*Problem statement*: Apart from the pictures, the listing is to be returned exactly.

--- START ---

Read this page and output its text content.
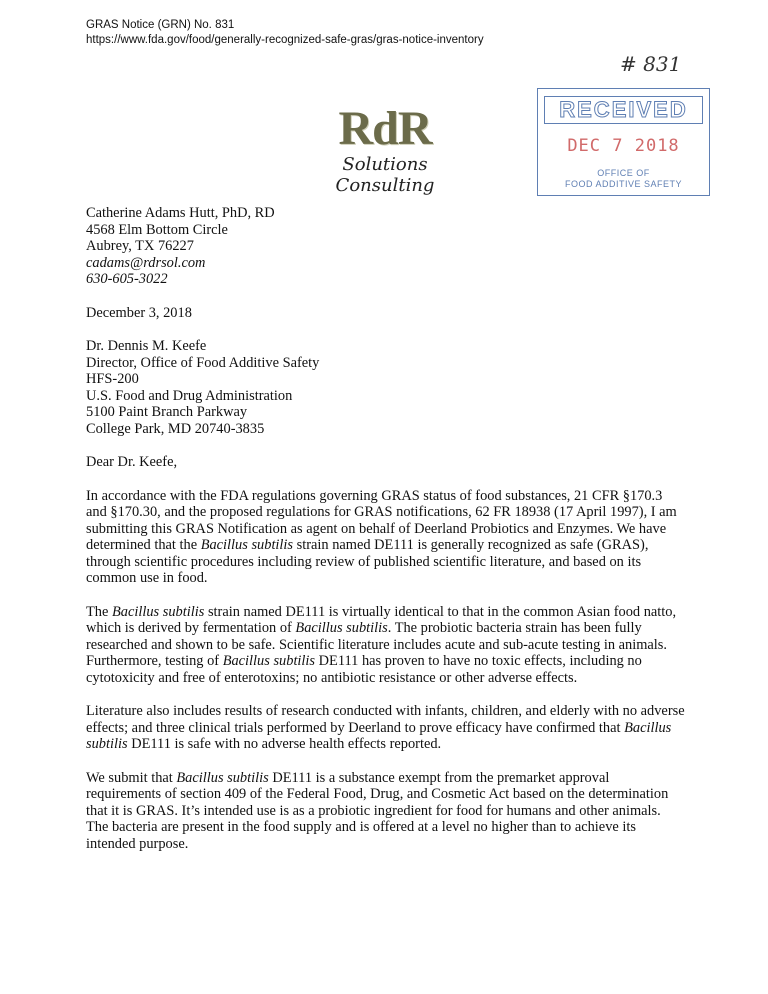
GRAS Notice (GRN) No. 831
https://www.fda.gov/food/generally-recognized-safe-gras/gras-notice-inventory
# 831
RdR
Solutions Consulting
RECEIVED
DEC 7 2018
OFFICE OF
FOOD ADDITIVE SAFETY
Catherine Adams Hutt, PhD, RD
4568 Elm Bottom Circle
Aubrey, TX 76227
cadams@rdrsol.com
630-605-3022
December 3, 2018
Dr. Dennis M. Keefe
Director, Office of Food Additive Safety
HFS-200
U.S. Food and Drug Administration
5100 Paint Branch Parkway
College Park, MD 20740-3835
Dear Dr. Keefe,

In accordance with the FDA regulations governing GRAS status of food substances, 21 CFR §170.3 and §170.30, and the proposed regulations for GRAS notifications, 62 FR 18938 (17 April 1997), I am submitting this GRAS Notification as agent on behalf of Deerland Probiotics and Enzymes. We have determined that the Bacillus subtilis strain named DE111 is generally recognized as safe (GRAS), through scientific procedures including review of published scientific literature, and based on its common use in food.

The Bacillus subtilis strain named DE111 is virtually identical to that in the common Asian food natto, which is derived by fermentation of Bacillus subtilis. The probiotic bacteria strain has been fully researched and shown to be safe. Scientific literature includes acute and sub-acute testing in animals. Furthermore, testing of Bacillus subtilis DE111 has proven to have no toxic effects, including no cytotoxicity and free of enterotoxins; no antibiotic resistance or other adverse effects.

Literature also includes results of research conducted with infants, children, and elderly with no adverse effects; and three clinical trials performed by Deerland to prove efficacy have confirmed that Bacillus subtilis DE111 is safe with no adverse health effects reported.

We submit that Bacillus subtilis DE111 is a substance exempt from the premarket approval requirements of section 409 of the Federal Food, Drug, and Cosmetic Act based on the determination that it is GRAS. It’s intended use is as a probiotic ingredient for food for humans and other animals. The bacteria are present in the food supply and is offered at a level no higher than to achieve its intended purpose.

--- END ---

*Result of the task*:
Read this page and output its text content.
GRAS Notice (GRN) No. 831
https://www.fda.gov/food/generally-recognized-safe-gras/gras-notice-inventory
# 831
RdR
Solutions Consulting
RECEIVED
DEC 7 2018
OFFICE OF
FOOD ADDITIVE SAFETY
Catherine Adams Hutt, PhD, RD
4568 Elm Bottom Circle
Aubrey, TX 76227
cadams@rdrsol.com
630-605-3022
December 3, 2018
Dr. Dennis M. Keefe
Director, Office of Food Additive Safety
HFS-200
U.S. Food and Drug Administration
5100 Paint Branch Parkway
College Park, MD 20740-3835
Dear Dr. Keefe,

In accordance with the FDA regulations governing GRAS status of food substances, 21 CFR §170.3 and §170.30, and the proposed regulations for GRAS notifications, 62 FR 18938 (17 April 1997), I am submitting this GRAS Notification as agent on behalf of Deerland Probiotics and Enzymes. We have determined that the Bacillus subtilis strain named DE111 is generally recognized as safe (GRAS), through scientific procedures including review of published scientific literature, and based on its common use in food.

The Bacillus subtilis strain named DE111 is virtually identical to that in the common Asian food natto, which is derived by fermentation of Bacillus subtilis. The probiotic bacteria strain has been fully researched and shown to be safe. Scientific literature includes acute and sub-acute testing in animals. Furthermore, testing of Bacillus subtilis DE111 has proven to have no toxic effects, including no cytotoxicity and free of enterotoxins; no antibiotic resistance or other adverse effects.

Literature also includes results of research conducted with infants, children, and elderly with no adverse effects; and three clinical trials performed by Deerland to prove efficacy have confirmed that Bacillus subtilis DE111 is safe with no adverse health effects reported.

We submit that Bacillus subtilis DE111 is a substance exempt from the premarket approval requirements of section 409 of the Federal Food, Drug, and Cosmetic Act based on the determination that it is GRAS. It’s intended use is as a probiotic ingredient for food for humans and other animals. The bacteria are present in the food supply and is offered at a level no higher than to achieve its intended purpose.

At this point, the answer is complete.